Short task: Write out the whole listing exactly as it stands.

======== Data rows ========

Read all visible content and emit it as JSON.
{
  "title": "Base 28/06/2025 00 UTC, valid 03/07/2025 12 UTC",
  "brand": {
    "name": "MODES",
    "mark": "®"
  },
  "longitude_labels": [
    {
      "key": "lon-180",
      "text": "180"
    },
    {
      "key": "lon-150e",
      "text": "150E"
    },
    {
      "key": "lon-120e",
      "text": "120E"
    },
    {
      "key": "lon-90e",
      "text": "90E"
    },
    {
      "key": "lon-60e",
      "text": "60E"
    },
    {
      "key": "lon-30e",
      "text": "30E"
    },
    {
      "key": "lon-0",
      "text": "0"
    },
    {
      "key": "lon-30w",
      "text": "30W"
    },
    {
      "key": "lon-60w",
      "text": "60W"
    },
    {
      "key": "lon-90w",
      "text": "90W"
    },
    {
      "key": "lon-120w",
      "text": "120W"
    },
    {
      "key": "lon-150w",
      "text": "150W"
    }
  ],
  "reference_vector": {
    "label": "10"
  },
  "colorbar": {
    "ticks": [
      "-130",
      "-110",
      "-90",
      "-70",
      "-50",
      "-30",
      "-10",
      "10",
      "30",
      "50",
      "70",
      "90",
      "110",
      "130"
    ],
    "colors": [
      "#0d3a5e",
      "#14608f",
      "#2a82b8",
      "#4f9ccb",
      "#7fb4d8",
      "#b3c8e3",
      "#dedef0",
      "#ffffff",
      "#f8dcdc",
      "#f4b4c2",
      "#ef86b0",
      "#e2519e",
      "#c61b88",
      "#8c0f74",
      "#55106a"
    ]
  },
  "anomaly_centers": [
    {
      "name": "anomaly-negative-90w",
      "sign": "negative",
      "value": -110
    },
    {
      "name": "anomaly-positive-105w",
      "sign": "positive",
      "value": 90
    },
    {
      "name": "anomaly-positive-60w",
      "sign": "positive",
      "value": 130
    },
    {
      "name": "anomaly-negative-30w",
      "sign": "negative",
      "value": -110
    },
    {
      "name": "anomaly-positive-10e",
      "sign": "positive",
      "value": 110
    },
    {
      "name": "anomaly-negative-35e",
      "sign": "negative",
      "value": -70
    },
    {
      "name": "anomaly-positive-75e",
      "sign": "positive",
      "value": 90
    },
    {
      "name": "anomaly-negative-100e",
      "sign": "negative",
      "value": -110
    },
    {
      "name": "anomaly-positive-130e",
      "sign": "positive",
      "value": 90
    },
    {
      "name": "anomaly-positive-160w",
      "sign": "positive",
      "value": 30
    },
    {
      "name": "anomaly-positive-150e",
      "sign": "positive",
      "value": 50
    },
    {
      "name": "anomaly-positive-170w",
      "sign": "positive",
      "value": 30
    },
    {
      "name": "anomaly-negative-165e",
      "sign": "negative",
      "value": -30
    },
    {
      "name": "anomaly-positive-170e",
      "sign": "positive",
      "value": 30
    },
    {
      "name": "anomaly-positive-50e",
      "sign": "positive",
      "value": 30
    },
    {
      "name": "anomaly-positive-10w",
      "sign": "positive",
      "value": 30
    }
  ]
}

========

Expected answer:
Read all visible content and emit it as JSON.
{
  "title": "Base 28/06/2025 00 UTC, valid 03/07/2025 12 UTC",
  "brand": {
    "name": "MODES",
    "mark": "®"
  },
  "longitude_labels": [
    {
      "key": "lon-180",
      "text": "180"
    },
    {
      "key": "lon-150e",
      "text": "150E"
    },
    {
      "key": "lon-120e",
      "text": "120E"
    },
    {
      "key": "lon-90e",
      "text": "90E"
    },
    {
      "key": "lon-60e",
      "text": "60E"
    },
    {
      "key": "lon-30e",
      "text": "30E"
    },
    {
      "key": "lon-0",
      "text": "0"
    },
    {
      "key": "lon-30w",
      "text": "30W"
    },
    {
      "key": "lon-60w",
      "text": "60W"
    },
    {
      "key": "lon-90w",
      "text": "90W"
    },
    {
      "key": "lon-120w",
      "text": "120W"
    },
    {
      "key": "lon-150w",
      "text": "150W"
    }
  ],
  "reference_vector": {
    "label": "10"
  },
  "colorbar": {
    "ticks": [
      "-130",
      "-110",
      "-90",
      "-70",
      "-50",
      "-30",
      "-10",
      "10",
      "30",
      "50",
      "70",
      "90",
      "110",
      "130"
    ],
    "colors": [
      "#0d3a5e",
      "#14608f",
      "#2a82b8",
      "#4f9ccb",
      "#7fb4d8",
      "#b3c8e3",
      "#dedef0",
      "#ffffff",
      "#f8dcdc",
      "#f4b4c2",
      "#ef86b0",
      "#e2519e",
      "#c61b88",
      "#8c0f74",
      "#55106a"
    ]
  },
  "anomaly_centers": [
    {
      "name": "anomaly-negative-90w",
      "sign": "negative",
      "value": -110
    },
    {
      "name": "anomaly-positive-105w",
      "sign": "positive",
      "value": 90
    },
    {
      "name": "anomaly-positive-60w",
      "sign": "positive",
      "value": 130
    },
    {
      "name": "anomaly-negative-30w",
      "sign": "negative",
      "value": -110
    },
    {
      "name": "anomaly-positive-10e",
      "sign": "positive",
      "value": 110
    },
    {
      "name": "anomaly-negative-35e",
      "sign": "negative",
      "value": -70
    },
    {
      "name": "anomaly-positive-75e",
      "sign": "positive",
      "value": 90
    },
    {
      "name": "anomaly-negative-100e",
      "sign": "negative",
      "value": -110
    },
    {
      "name": "anomaly-positive-130e",
      "sign": "positive",
      "value": 90
    },
    {
      "name": "anomaly-positive-160w",
      "sign": "positive",
      "value": 30
    },
    {
      "name": "anomaly-positive-150e",
      "sign": "positive",
      "value": 50
    },
    {
      "name": "anomaly-positive-170w",
      "sign": "positive",
      "value": 30
    },
    {
      "name": "anomaly-negative-165e",
      "sign": "negative",
      "value": -30
    },
    {
      "name": "anomaly-positive-170e",
      "sign": "positive",
      "value": 30
    },
    {
      "name": "anomaly-positive-50e",
      "sign": "positive",
      "value": 30
    },
    {
      "name": "anomaly-positive-10w",
      "sign": "positive",
      "value": 30
    }
  ]
}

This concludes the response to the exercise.